§ AIM:
From the records below, give the number of lines that contain the string "title", without any other text.

* Start MATERIAL TO PROCESS *

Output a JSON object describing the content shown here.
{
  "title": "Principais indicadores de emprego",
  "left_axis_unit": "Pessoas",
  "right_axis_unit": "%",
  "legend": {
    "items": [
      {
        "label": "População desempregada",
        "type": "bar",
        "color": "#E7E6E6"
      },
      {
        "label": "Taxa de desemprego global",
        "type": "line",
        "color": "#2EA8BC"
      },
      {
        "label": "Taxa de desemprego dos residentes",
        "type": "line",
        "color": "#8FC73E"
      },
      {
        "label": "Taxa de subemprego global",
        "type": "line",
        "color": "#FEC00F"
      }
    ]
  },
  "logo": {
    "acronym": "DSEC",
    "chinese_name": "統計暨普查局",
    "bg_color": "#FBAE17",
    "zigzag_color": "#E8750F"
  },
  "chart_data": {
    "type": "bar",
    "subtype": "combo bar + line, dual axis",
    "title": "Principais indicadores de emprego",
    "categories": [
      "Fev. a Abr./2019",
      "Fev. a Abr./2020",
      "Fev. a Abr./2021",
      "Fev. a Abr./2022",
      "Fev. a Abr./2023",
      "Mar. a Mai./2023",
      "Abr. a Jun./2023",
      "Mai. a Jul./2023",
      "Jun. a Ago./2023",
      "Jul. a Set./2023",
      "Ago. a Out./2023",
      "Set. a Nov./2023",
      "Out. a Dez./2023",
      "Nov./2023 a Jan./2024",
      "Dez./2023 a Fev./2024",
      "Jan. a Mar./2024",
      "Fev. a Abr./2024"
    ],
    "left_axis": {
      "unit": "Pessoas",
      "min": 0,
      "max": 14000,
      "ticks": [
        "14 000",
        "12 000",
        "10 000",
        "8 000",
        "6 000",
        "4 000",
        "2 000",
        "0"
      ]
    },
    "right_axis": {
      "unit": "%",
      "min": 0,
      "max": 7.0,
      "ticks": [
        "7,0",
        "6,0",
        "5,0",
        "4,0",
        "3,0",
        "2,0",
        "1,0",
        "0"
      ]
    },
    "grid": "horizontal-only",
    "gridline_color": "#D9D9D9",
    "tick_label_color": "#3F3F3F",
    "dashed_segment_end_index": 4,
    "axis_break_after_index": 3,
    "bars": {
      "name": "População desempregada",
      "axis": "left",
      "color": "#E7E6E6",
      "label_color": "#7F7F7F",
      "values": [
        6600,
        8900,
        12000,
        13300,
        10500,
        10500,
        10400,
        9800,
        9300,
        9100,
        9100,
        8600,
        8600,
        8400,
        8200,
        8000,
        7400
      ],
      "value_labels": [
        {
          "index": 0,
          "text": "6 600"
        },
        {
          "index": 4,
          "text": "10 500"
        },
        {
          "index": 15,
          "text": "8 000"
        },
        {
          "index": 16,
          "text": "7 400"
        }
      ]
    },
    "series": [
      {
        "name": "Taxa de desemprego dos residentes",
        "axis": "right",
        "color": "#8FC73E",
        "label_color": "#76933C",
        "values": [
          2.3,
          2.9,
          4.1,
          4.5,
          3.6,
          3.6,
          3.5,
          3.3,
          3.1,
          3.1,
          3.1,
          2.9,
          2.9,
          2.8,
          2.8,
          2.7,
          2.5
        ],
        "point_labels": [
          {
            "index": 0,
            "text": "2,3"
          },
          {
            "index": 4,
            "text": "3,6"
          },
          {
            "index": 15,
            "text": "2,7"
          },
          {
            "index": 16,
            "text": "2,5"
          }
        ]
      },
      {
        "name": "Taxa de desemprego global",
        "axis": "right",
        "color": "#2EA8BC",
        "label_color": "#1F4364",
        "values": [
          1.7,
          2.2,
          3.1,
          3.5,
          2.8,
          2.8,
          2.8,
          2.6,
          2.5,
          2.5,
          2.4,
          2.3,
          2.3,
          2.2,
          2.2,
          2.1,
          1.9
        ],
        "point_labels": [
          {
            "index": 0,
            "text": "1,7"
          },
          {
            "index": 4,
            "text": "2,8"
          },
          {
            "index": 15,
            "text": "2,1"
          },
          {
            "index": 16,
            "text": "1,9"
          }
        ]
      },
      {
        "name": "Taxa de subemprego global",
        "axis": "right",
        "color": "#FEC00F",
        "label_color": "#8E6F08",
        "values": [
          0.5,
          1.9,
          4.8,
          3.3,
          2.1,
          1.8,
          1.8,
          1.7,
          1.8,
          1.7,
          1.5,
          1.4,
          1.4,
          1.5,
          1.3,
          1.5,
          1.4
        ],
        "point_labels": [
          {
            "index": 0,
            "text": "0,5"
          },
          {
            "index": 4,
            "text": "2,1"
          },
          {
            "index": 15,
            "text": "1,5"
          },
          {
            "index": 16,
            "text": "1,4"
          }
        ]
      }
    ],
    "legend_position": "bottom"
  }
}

* End MATERIAL TO PROCESS *

§ RESULT:
2